## [PROBLEM TO WORK ON]
Every line that holds the string "dach" is to be identified and copied.

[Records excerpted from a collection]
········

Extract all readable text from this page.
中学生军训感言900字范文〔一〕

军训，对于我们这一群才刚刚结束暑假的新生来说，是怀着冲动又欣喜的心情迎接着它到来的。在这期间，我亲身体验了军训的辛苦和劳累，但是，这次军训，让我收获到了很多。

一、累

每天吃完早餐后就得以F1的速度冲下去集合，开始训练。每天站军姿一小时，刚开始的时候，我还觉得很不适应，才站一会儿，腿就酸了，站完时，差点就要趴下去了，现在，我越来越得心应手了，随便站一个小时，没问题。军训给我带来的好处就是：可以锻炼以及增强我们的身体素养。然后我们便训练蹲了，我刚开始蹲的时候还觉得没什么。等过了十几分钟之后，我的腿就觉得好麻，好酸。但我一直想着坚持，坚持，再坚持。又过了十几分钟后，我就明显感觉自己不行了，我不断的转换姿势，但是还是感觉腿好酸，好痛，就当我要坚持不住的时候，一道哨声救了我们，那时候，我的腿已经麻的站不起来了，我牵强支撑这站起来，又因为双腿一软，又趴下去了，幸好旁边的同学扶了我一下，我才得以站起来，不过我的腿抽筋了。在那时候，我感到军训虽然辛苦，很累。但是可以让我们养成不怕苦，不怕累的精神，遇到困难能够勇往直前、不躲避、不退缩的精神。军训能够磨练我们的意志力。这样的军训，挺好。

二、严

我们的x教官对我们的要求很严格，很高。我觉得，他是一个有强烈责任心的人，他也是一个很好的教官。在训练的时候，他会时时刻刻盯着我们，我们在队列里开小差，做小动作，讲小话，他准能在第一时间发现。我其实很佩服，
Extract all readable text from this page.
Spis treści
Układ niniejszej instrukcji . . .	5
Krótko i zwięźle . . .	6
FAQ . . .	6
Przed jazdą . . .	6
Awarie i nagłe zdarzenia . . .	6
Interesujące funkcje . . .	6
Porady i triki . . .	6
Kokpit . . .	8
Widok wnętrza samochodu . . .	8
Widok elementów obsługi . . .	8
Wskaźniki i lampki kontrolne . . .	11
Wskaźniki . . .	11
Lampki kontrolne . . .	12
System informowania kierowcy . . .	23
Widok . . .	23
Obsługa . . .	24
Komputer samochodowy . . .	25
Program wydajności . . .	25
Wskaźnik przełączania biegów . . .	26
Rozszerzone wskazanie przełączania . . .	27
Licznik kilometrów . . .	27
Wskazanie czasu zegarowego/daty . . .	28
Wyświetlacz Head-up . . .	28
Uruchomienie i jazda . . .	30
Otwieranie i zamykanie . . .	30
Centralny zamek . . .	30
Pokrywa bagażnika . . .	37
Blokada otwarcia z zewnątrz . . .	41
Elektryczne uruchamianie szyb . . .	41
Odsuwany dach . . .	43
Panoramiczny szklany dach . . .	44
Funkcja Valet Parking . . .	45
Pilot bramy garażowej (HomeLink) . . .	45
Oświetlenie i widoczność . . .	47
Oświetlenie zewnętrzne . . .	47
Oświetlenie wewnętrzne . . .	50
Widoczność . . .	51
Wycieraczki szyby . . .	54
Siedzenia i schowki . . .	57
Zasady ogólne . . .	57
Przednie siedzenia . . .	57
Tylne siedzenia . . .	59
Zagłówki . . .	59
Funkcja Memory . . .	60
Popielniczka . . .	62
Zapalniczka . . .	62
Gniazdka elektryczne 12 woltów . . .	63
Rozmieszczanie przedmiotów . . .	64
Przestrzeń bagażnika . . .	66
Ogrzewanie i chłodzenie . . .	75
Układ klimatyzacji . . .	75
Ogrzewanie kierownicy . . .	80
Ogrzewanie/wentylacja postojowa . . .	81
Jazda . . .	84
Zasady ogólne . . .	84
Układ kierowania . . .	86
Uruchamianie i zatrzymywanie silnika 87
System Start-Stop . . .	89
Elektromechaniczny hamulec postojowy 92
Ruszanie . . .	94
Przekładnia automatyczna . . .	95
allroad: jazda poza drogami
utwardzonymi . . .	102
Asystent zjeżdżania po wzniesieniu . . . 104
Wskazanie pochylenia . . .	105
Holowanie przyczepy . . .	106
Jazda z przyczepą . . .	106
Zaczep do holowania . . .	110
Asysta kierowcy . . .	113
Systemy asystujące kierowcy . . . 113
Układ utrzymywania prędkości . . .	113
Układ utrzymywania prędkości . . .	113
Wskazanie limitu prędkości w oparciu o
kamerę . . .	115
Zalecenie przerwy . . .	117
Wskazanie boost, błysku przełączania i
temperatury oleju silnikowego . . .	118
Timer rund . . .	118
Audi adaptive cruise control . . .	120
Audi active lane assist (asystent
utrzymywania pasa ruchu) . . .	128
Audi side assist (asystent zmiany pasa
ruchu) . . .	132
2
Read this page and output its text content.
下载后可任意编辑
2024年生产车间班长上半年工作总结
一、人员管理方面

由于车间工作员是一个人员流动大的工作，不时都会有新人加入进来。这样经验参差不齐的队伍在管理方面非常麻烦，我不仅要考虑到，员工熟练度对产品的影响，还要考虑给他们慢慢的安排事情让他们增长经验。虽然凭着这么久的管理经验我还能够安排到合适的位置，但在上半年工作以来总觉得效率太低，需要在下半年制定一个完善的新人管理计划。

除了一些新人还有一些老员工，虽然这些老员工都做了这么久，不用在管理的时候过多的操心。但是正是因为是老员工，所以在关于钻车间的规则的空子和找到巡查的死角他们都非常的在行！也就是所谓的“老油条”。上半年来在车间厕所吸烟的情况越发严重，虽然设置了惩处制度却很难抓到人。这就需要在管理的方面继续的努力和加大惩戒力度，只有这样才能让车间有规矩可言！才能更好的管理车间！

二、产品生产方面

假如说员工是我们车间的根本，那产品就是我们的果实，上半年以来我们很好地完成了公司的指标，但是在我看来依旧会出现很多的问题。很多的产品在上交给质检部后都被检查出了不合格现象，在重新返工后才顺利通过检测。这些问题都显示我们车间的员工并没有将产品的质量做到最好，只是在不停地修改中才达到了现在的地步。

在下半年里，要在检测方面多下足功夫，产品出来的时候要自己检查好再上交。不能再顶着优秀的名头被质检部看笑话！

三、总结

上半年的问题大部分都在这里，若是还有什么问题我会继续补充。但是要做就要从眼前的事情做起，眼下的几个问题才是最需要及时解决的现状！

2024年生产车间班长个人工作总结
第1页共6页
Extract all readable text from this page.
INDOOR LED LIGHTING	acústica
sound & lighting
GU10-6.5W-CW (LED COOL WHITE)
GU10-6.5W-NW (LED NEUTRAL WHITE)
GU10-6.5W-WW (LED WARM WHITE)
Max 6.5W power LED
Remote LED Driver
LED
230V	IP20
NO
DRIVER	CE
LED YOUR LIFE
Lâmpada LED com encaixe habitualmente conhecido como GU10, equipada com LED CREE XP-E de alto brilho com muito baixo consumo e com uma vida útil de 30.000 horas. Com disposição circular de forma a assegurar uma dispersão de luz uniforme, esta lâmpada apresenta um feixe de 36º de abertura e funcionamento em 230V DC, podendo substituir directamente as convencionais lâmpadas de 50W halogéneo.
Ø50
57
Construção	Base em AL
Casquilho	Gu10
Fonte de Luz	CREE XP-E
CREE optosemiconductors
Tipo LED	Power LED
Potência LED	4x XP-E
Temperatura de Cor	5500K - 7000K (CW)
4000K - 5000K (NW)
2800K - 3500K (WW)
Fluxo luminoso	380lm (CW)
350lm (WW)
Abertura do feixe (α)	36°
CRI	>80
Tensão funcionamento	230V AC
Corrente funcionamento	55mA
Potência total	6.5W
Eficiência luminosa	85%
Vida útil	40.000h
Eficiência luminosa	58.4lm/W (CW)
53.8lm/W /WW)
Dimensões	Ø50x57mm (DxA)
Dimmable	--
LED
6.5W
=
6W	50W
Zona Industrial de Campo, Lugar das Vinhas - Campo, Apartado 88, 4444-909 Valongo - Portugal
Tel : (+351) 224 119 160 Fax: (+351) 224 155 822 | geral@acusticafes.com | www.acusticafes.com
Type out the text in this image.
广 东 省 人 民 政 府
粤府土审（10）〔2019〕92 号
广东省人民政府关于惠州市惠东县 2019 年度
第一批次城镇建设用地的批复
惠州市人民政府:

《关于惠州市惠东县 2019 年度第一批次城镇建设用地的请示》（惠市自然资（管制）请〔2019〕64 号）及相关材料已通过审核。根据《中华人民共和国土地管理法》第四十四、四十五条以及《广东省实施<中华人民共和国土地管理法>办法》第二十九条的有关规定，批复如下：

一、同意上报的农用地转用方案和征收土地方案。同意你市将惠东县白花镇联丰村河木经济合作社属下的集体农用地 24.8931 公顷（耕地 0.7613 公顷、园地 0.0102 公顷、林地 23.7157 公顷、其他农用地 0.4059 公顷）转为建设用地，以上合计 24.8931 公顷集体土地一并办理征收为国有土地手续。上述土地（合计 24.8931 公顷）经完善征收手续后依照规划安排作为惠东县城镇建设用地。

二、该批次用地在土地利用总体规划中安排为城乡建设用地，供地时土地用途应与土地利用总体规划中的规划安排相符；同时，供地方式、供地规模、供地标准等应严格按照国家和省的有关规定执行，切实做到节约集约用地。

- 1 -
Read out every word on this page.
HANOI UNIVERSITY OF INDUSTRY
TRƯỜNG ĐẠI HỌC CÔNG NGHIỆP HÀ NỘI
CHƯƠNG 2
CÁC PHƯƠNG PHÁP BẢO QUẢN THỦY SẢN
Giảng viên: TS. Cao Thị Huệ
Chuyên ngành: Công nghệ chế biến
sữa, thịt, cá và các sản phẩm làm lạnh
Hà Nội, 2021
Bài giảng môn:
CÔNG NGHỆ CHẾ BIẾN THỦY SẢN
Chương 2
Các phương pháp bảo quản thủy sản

········

## [TASK SOLUTION]
Odsuwany dach . . .	43
Panoramiczny szklany dach . . .	44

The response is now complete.